→ **Given problem**:
Gather every line holding the string "dans".
************
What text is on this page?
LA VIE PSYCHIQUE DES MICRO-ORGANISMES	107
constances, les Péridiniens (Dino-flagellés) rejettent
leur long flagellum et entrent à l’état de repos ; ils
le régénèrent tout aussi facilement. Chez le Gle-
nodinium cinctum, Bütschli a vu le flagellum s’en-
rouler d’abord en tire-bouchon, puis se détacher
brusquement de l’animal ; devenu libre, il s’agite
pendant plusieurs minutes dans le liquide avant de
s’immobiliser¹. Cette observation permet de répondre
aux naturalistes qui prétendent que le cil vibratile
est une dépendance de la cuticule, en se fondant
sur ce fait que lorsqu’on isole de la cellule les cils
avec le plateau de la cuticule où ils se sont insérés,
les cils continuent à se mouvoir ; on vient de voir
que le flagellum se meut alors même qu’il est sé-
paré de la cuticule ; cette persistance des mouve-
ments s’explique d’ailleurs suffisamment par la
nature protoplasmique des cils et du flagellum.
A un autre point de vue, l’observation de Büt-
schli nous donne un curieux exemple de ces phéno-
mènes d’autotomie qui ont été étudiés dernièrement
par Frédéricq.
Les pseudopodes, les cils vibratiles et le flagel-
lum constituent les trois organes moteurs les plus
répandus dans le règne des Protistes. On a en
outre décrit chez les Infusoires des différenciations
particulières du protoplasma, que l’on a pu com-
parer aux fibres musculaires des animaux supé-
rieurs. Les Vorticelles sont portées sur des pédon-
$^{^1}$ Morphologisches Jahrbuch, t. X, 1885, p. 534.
************
→ **Answer**:
pendant plusieurs minutes dans le liquide avant de
répandus dans le règne des Protistes. On a en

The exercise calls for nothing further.